→ **Work to do**:
Give only the number of lines in the data that include the string "Setting".

____________

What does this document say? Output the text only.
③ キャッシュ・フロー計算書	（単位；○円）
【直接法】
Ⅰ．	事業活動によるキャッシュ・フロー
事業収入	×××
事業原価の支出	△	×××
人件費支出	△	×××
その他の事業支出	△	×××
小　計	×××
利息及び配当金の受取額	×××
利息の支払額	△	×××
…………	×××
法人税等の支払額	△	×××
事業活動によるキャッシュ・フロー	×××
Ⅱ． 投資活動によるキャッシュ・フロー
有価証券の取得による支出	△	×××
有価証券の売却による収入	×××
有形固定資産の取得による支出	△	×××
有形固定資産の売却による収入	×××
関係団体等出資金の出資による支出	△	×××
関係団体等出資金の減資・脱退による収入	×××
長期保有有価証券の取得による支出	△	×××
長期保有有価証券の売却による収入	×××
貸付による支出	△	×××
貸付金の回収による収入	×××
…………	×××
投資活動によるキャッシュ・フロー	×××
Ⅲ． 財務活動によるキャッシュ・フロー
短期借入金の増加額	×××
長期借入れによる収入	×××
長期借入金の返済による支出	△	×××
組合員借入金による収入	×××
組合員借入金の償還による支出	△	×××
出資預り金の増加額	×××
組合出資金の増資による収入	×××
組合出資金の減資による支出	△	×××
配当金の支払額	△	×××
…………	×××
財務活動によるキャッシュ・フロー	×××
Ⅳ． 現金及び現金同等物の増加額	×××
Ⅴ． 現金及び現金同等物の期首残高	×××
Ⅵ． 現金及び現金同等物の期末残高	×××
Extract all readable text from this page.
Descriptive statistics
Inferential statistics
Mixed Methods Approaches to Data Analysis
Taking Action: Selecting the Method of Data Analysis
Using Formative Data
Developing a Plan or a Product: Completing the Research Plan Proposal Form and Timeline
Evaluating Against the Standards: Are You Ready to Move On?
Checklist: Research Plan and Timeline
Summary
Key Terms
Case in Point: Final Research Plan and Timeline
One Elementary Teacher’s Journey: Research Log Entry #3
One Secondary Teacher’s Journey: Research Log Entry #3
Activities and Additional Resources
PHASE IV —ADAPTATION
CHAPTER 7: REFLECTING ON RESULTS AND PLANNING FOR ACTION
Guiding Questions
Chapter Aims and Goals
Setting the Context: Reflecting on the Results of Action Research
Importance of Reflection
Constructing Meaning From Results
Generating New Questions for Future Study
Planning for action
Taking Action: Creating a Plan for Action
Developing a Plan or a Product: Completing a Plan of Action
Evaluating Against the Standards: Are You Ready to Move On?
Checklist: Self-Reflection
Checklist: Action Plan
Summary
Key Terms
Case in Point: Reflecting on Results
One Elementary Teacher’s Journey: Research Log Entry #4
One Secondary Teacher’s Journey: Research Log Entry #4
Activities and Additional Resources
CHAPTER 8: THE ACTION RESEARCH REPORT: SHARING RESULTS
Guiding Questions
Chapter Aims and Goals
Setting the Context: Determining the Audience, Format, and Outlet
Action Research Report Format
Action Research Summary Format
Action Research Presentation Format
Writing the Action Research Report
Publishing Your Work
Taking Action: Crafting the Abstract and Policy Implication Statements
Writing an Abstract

____________

→ **Worked solution**:
2